▸ PROBLEM
Every record below should be printed exactly as it appears.

=====

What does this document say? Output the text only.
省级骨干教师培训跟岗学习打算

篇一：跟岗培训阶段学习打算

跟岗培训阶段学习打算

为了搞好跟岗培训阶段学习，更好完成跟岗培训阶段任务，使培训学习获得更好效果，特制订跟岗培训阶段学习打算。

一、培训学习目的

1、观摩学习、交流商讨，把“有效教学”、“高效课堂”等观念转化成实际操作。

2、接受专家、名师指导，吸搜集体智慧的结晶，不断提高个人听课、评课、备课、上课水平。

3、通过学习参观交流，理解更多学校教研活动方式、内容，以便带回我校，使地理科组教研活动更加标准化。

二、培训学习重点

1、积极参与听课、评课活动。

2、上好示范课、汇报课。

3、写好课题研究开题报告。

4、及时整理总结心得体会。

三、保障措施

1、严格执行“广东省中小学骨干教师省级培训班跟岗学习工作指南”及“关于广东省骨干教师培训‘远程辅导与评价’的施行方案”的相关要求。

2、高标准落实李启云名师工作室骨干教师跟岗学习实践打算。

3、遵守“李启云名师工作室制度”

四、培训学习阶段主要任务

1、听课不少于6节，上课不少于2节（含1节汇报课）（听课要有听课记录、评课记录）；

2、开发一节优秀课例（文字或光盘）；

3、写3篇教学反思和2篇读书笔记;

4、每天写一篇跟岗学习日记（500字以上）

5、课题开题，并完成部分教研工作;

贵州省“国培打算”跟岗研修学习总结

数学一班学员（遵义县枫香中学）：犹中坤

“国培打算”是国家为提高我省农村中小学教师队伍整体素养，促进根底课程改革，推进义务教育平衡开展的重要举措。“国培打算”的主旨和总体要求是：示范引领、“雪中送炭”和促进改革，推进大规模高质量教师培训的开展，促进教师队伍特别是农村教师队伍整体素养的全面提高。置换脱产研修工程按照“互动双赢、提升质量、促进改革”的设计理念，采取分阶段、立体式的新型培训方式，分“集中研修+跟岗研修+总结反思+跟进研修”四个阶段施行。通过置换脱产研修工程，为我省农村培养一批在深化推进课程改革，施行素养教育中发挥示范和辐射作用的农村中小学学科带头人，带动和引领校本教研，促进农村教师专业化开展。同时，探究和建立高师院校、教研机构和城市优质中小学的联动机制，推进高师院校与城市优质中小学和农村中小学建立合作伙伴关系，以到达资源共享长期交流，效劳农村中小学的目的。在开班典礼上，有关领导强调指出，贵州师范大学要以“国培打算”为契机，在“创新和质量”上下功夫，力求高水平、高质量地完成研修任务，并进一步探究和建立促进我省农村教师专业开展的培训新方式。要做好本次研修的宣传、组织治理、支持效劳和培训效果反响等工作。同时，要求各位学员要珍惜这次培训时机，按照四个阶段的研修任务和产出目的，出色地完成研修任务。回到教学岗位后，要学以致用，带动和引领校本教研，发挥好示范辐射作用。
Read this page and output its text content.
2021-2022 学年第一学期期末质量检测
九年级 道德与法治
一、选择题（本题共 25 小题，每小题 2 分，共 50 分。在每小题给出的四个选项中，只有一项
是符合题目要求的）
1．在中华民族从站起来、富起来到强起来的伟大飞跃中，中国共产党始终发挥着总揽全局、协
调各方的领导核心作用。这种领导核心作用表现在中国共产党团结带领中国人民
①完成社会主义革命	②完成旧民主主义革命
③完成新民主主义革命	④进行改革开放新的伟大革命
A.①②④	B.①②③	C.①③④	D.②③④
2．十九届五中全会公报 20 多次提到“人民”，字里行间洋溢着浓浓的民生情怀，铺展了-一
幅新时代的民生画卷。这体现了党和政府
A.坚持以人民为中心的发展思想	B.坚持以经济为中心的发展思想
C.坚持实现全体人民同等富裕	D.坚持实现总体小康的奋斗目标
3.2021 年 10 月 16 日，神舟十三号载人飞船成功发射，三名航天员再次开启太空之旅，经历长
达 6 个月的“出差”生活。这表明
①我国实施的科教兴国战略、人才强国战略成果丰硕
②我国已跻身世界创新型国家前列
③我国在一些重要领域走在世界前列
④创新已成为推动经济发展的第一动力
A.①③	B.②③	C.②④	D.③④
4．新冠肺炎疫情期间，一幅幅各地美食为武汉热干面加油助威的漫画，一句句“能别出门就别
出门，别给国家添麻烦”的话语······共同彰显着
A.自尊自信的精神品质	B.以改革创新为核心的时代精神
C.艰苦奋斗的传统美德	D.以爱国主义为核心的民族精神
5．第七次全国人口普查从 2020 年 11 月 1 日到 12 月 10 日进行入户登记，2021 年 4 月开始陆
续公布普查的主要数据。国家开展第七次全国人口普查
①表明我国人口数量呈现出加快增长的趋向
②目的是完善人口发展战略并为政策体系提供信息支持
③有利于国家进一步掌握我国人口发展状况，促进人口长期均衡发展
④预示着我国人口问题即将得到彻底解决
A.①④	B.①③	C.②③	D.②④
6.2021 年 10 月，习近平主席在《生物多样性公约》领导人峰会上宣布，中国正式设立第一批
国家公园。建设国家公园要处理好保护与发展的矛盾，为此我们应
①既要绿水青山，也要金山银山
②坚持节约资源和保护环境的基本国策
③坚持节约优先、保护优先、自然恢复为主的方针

=====

▸ TASK RESPONSE
What does this document say? Output the text only.
省级骨干教师培训跟岗学习打算

篇一：跟岗培训阶段学习打算

跟岗培训阶段学习打算

为了搞好跟岗培训阶段学习，更好完成跟岗培训阶段任务，使培训学习获得更好效果，特制订跟岗培训阶段学习打算。

一、培训学习目的

1、观摩学习、交流商讨，把“有效教学”、“高效课堂”等观念转化成实际操作。

2、接受专家、名师指导，吸搜集体智慧的结晶，不断提高个人听课、评课、备课、上课水平。

3、通过学习参观交流，理解更多学校教研活动方式、内容，以便带回我校，使地理科组教研活动更加标准化。

二、培训学习重点

1、积极参与听课、评课活动。

2、上好示范课、汇报课。

3、写好课题研究开题报告。

4、及时整理总结心得体会。

三、保障措施

1、严格执行“广东省中小学骨干教师省级培训班跟岗学习工作指南”及“关于广东省骨干教师培训‘远程辅导与评价’的施行方案”的相关要求。

2、高标准落实李启云名师工作室骨干教师跟岗学习实践打算。

3、遵守“李启云名师工作室制度”

四、培训学习阶段主要任务

1、听课不少于6节，上课不少于2节（含1节汇报课）（听课要有听课记录、评课记录）；

2、开发一节优秀课例（文字或光盘）；

3、写3篇教学反思和2篇读书笔记;

4、每天写一篇跟岗学习日记（500字以上）

5、课题开题，并完成部分教研工作;

贵州省“国培打算”跟岗研修学习总结

数学一班学员（遵义县枫香中学）：犹中坤

“国培打算”是国家为提高我省农村中小学教师队伍整体素养，促进根底课程改革，推进义务教育平衡开展的重要举措。“国培打算”的主旨和总体要求是：示范引领、“雪中送炭”和促进改革，推进大规模高质量教师培训的开展，促进教师队伍特别是农村教师队伍整体素养的全面提高。置换脱产研修工程按照“互动双赢、提升质量、促进改革”的设计理念，采取分阶段、立体式的新型培训方式，分“集中研修+跟岗研修+总结反思+跟进研修”四个阶段施行。通过置换脱产研修工程，为我省农村培养一批在深化推进课程改革，施行素养教育中发挥示范和辐射作用的农村中小学学科带头人，带动和引领校本教研，促进农村教师专业化开展。同时，探究和建立高师院校、教研机构和城市优质中小学的联动机制，推进高师院校与城市优质中小学和农村中小学建立合作伙伴关系，以到达资源共享长期交流，效劳农村中小学的目的。在开班典礼上，有关领导强调指出，贵州师范大学要以“国培打算”为契机，在“创新和质量”上下功夫，力求高水平、高质量地完成研修任务，并进一步探究和建立促进我省农村教师专业开展的培训新方式。要做好本次研修的宣传、组织治理、支持效劳和培训效果反响等工作。同时，要求各位学员要珍惜这次培训时机，按照四个阶段的研修任务和产出目的，出色地完成研修任务。回到教学岗位后，要学以致用，带动和引领校本教研，发挥好示范辐射作用。
Read this page and output its text content.
2021-2022 学年第一学期期末质量检测
九年级 道德与法治
一、选择题（本题共 25 小题，每小题 2 分，共 50 分。在每小题给出的四个选项中，只有一项
是符合题目要求的）
1．在中华民族从站起来、富起来到强起来的伟大飞跃中，中国共产党始终发挥着总揽全局、协
调各方的领导核心作用。这种领导核心作用表现在中国共产党团结带领中国人民
①完成社会主义革命	②完成旧民主主义革命
③完成新民主主义革命	④进行改革开放新的伟大革命
A.①②④	B.①②③	C.①③④	D.②③④
2．十九届五中全会公报 20 多次提到“人民”，字里行间洋溢着浓浓的民生情怀，铺展了-一
幅新时代的民生画卷。这体现了党和政府
A.坚持以人民为中心的发展思想	B.坚持以经济为中心的发展思想
C.坚持实现全体人民同等富裕	D.坚持实现总体小康的奋斗目标
3.2021 年 10 月 16 日，神舟十三号载人飞船成功发射，三名航天员再次开启太空之旅，经历长
达 6 个月的“出差”生活。这表明
①我国实施的科教兴国战略、人才强国战略成果丰硕
②我国已跻身世界创新型国家前列
③我国在一些重要领域走在世界前列
④创新已成为推动经济发展的第一动力
A.①③	B.②③	C.②④	D.③④
4．新冠肺炎疫情期间，一幅幅各地美食为武汉热干面加油助威的漫画，一句句“能别出门就别
出门，别给国家添麻烦”的话语······共同彰显着
A.自尊自信的精神品质	B.以改革创新为核心的时代精神
C.艰苦奋斗的传统美德	D.以爱国主义为核心的民族精神
5．第七次全国人口普查从 2020 年 11 月 1 日到 12 月 10 日进行入户登记，2021 年 4 月开始陆
续公布普查的主要数据。国家开展第七次全国人口普查
①表明我国人口数量呈现出加快增长的趋向
②目的是完善人口发展战略并为政策体系提供信息支持
③有利于国家进一步掌握我国人口发展状况，促进人口长期均衡发展
④预示着我国人口问题即将得到彻底解决
A.①④	B.①③	C.②③	D.②④
6.2021 年 10 月，习近平主席在《生物多样性公约》领导人峰会上宣布，中国正式设立第一批
国家公园。建设国家公园要处理好保护与发展的矛盾，为此我们应
①既要绿水青山，也要金山银山
②坚持节约资源和保护环境的基本国策
③坚持节约优先、保护优先、自然恢复为主的方针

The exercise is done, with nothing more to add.